_PASSAGE:_
An application of CIFAP for predicting the binding affinity of Chk1 inhibitors derived from 2-aminothiazole-4-carboxamide.
J Mol Recognit
; 30(11)2017 11.
Article
en En
| MEDLINE
| ID: mdl-28620979
Investigation of protein-ligand interactions obtained from experiments has a crucial part in the design of newly discovered and effective drugs. Analyzing the data extracted from known interactions could help scientists to predict the binding affinities of promising ligands before conducting experiments. The objective of this study is to advance the CIFAP (compressed images for affinity prediction) method, which is relevant to a protein-ligand model, identifying 2D electrostatic potential images by separating the binding site of protein-ligand complexes and using the images for predicting the computational affinity information represented by pIC50 values. The CIFAP method has 2 phases, namely, data modeling and prediction. In data modeling phase, the separated 3D structure of the binding pocket with the ligand inside is fitted into an electrostatic potential grid box, which is then compressed through 3 orthogonal directions into three 2D images for each protein-ligand complex. Sequential floating forward selection technique is performed for acquiring prediction patterns from the images. In the prediction phase, support vector regression (SVR) and partial least squares regression are used for testing the quality of the CIFAP method for predicting the binding affinity of 45 CHK1 inhibitors derived from 2-aminothiazole-4-carboxamide. The results show that the CIFAP method using both support vector regression and partial least squares regression is very effective for predicting the binding affinities of CHK1-ligand complexes with low-error values and high correlation. As a future work, the results could be improved by working on the pose of the ligands inside the grid.

_EXERCISE DESCRIPTION:_
According to the abstract above, how many CHK1 inhibitors were used to test the CIFAP method's binding affinity predictions?

_RECORD EXCERPTS:_
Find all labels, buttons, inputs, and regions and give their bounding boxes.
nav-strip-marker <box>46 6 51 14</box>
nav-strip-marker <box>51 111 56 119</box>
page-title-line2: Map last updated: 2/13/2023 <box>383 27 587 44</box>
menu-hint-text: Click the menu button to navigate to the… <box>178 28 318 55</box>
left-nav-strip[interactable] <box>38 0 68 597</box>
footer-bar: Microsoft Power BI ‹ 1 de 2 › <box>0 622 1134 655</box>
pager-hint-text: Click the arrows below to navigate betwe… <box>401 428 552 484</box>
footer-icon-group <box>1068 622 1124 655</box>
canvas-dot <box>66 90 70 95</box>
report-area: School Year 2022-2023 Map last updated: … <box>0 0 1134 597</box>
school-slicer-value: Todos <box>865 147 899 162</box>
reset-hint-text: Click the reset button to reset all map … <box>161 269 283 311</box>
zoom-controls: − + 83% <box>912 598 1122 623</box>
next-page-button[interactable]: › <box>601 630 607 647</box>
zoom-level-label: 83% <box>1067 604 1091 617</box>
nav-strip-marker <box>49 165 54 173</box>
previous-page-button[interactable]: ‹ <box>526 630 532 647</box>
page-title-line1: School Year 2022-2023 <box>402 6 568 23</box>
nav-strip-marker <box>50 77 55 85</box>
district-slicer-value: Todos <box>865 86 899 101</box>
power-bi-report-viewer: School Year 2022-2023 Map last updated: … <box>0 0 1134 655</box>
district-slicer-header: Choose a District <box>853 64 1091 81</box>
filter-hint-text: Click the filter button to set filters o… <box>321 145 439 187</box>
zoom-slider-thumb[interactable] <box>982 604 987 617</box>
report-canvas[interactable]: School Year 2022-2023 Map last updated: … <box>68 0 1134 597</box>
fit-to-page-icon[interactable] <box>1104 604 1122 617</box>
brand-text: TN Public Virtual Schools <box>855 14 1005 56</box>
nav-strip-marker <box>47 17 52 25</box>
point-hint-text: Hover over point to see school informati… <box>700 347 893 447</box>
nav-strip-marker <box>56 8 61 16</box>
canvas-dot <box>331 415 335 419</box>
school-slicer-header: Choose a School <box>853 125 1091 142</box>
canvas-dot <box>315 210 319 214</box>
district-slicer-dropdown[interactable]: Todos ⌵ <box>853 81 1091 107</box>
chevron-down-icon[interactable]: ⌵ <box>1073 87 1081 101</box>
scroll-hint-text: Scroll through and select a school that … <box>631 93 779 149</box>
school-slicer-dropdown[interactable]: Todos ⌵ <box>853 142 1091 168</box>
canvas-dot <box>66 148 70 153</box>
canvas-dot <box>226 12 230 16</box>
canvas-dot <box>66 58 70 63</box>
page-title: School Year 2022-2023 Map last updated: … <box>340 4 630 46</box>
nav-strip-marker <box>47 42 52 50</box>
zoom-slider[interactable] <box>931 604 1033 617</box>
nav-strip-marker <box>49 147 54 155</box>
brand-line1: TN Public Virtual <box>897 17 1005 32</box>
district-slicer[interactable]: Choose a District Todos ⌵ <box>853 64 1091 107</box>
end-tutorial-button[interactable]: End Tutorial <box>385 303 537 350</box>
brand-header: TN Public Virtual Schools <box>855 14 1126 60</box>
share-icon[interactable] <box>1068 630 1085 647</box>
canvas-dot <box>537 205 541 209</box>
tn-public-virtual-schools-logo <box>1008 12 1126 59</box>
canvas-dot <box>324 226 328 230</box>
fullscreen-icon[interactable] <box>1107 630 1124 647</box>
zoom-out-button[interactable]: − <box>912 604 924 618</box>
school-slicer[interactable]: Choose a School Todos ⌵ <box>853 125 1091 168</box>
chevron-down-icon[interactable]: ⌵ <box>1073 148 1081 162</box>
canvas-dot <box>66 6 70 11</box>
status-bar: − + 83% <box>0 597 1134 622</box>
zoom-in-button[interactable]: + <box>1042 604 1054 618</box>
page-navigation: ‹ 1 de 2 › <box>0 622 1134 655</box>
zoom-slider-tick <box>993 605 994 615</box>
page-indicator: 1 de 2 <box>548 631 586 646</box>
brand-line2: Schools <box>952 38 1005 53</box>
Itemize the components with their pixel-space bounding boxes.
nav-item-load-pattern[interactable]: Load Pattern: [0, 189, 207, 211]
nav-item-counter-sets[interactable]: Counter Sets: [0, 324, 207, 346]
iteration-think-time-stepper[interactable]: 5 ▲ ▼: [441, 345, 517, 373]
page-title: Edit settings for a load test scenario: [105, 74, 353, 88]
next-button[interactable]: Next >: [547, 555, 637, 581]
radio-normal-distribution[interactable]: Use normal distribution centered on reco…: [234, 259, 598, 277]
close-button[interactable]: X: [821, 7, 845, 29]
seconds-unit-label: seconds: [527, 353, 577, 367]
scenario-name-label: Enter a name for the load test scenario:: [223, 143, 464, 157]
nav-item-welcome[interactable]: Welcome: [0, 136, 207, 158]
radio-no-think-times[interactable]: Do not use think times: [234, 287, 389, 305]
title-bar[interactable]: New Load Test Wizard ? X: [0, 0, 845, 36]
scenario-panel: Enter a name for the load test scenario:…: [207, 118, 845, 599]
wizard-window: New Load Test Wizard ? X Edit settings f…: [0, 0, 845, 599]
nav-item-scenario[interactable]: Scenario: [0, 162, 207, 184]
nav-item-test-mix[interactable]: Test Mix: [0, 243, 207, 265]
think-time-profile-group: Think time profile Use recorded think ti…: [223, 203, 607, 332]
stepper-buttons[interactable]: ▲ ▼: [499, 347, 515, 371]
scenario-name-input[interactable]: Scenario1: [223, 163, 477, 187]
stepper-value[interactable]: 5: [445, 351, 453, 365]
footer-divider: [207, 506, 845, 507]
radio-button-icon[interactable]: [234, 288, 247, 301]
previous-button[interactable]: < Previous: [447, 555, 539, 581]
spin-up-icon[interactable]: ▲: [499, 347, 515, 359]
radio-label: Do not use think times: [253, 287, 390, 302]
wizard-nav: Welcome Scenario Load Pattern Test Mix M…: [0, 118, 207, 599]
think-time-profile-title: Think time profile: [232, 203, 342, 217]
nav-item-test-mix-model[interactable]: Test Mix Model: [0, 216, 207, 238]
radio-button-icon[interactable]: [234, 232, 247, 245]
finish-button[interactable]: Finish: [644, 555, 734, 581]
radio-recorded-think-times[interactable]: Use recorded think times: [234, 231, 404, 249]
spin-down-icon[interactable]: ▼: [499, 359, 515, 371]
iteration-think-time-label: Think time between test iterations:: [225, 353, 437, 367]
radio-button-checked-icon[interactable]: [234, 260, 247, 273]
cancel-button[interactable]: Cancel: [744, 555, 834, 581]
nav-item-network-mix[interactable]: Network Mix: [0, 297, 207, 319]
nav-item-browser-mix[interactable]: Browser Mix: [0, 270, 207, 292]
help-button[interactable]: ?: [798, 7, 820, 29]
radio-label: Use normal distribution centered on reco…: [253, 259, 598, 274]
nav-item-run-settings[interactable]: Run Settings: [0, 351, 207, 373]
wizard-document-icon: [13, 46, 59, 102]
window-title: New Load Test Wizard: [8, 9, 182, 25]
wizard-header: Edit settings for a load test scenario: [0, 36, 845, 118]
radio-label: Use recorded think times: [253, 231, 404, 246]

_ANSWER FOR THIS EXERCISE:_
45 CHK1 inhibitors derived from 2-aminothiazole-4-carboxamide.